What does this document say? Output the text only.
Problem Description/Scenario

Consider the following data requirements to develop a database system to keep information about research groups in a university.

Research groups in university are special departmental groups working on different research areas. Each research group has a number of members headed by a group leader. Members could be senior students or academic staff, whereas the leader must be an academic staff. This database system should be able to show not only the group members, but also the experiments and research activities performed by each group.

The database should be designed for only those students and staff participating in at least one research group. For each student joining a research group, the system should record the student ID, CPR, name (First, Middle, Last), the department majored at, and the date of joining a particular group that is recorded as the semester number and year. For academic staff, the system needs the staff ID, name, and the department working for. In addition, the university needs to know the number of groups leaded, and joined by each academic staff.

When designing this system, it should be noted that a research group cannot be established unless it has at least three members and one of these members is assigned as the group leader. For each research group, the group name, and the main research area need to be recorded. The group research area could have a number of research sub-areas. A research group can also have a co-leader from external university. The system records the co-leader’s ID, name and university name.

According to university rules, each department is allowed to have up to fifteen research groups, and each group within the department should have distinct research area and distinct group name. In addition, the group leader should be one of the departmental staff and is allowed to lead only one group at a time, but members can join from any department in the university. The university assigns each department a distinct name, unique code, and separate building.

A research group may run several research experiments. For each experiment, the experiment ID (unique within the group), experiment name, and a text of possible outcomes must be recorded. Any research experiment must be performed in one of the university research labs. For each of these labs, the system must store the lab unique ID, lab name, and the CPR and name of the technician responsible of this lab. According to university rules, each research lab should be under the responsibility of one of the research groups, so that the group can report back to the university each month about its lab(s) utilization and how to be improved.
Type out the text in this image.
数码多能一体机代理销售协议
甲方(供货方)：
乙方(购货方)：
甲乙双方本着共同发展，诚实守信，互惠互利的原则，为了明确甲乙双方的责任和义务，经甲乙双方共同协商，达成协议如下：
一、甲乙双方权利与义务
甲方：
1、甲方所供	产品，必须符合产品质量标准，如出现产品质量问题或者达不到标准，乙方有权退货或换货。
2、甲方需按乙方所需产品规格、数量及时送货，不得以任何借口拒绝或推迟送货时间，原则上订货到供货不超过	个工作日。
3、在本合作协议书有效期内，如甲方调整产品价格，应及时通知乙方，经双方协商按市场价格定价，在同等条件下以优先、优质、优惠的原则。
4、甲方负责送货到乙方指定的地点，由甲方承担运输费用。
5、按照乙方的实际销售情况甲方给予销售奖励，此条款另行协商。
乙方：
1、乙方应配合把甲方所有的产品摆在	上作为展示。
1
——
## GIVEN TASK
Starting at the line that contains "Type out the text in this image.", print every line through the end of the listing, word for word. Leave out all the rest.

## RESULT OF THIS EXERCISE
Type out the text in this image.
数码多能一体机代理销售协议
甲方(供货方)：
乙方(购货方)：
甲乙双方本着共同发展，诚实守信，互惠互利的原则，为了明确甲乙双方的责任和义务，经甲乙双方共同协商，达成协议如下：
一、甲乙双方权利与义务
甲方：
1、甲方所供	产品，必须符合产品质量标准，如出现产品质量问题或者达不到标准，乙方有权退货或换货。
2、甲方需按乙方所需产品规格、数量及时送货，不得以任何借口拒绝或推迟送货时间，原则上订货到供货不超过	个工作日。
3、在本合作协议书有效期内，如甲方调整产品价格，应及时通知乙方，经双方协商按市场价格定价，在同等条件下以优先、优质、优惠的原则。
4、甲方负责送货到乙方指定的地点，由甲方承担运输费用。
5、按照乙方的实际销售情况甲方给予销售奖励，此条款另行协商。
乙方：
1、乙方应配合把甲方所有的产品摆在	上作为展示。
1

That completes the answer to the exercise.